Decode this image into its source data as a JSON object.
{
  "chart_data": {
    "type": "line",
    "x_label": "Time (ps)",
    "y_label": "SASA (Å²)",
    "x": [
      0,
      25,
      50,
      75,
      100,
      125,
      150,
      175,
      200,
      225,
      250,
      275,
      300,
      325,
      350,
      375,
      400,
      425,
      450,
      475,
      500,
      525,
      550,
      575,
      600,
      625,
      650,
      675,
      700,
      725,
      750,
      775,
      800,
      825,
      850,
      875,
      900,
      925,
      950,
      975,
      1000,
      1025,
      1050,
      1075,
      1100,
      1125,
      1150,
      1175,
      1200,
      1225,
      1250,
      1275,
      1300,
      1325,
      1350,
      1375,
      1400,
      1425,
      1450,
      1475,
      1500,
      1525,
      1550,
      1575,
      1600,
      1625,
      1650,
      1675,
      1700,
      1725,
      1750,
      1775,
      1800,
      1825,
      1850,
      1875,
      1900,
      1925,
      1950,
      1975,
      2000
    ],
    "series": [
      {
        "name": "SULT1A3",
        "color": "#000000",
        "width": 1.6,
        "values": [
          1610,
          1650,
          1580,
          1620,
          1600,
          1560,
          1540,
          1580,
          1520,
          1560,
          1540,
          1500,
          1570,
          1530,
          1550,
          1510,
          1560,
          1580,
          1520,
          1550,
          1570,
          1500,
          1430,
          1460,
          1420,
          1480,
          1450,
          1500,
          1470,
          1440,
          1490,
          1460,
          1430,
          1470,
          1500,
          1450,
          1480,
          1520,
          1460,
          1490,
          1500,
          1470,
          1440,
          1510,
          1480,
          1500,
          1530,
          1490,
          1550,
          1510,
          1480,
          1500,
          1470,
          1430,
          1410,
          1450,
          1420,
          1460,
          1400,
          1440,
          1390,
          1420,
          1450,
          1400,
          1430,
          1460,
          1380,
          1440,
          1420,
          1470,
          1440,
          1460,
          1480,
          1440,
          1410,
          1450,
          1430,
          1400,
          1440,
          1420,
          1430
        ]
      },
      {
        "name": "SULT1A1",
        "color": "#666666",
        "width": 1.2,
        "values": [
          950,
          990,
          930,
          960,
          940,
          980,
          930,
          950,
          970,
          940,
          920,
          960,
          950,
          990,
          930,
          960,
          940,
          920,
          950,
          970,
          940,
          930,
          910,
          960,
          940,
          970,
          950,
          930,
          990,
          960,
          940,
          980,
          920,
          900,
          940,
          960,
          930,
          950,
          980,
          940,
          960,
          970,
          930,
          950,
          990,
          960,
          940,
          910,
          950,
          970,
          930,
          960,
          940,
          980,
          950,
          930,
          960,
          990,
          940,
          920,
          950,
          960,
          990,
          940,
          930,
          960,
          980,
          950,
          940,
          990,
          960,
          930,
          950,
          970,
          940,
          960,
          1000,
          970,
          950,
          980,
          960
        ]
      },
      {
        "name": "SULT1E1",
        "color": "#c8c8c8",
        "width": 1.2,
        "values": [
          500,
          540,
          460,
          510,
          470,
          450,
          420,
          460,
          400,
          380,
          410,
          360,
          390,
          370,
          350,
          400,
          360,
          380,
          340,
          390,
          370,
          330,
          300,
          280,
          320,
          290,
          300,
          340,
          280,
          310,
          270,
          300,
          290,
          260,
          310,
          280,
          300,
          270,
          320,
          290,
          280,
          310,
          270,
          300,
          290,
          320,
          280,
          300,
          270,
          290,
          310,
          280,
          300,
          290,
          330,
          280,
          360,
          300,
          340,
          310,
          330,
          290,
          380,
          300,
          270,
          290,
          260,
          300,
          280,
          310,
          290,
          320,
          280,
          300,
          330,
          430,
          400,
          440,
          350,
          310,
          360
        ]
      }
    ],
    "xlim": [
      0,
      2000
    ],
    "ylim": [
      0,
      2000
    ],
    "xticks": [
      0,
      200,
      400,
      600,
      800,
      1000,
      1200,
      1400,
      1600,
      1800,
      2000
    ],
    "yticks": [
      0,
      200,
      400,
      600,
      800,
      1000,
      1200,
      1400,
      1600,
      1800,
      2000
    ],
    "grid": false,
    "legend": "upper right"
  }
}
----------
## Task to carry out
Wherever "color" shows up in a line, copy that line.

## Written solution
        "color": "#000000",
        "color": "#666666",
        "color": "#c8c8c8",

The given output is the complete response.